Count up the lines in the following listing that hold the word "Çalışma", then give only that count.

= = = = =

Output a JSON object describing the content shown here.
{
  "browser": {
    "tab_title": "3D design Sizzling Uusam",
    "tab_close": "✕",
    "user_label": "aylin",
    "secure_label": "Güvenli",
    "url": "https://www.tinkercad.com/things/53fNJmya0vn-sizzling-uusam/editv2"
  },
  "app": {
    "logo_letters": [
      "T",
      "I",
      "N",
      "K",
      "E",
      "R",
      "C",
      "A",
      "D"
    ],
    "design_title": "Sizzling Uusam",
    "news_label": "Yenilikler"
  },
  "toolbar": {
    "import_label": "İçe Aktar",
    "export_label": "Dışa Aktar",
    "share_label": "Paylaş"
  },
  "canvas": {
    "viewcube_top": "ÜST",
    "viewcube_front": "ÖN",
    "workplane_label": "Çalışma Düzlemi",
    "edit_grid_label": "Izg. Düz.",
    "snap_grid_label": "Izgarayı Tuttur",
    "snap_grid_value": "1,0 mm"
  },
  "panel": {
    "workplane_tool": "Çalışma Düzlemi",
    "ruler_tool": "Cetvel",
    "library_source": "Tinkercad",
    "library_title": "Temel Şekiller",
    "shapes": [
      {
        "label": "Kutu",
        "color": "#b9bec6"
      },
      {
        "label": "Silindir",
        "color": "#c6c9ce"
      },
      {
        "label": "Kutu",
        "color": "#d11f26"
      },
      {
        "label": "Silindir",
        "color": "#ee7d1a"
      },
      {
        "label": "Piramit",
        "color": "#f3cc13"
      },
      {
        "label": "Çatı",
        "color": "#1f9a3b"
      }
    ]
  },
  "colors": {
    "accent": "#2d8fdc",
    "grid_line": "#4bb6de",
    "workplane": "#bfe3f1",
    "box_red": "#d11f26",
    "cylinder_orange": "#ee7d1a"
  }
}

= = = = =

● Solution to this task
2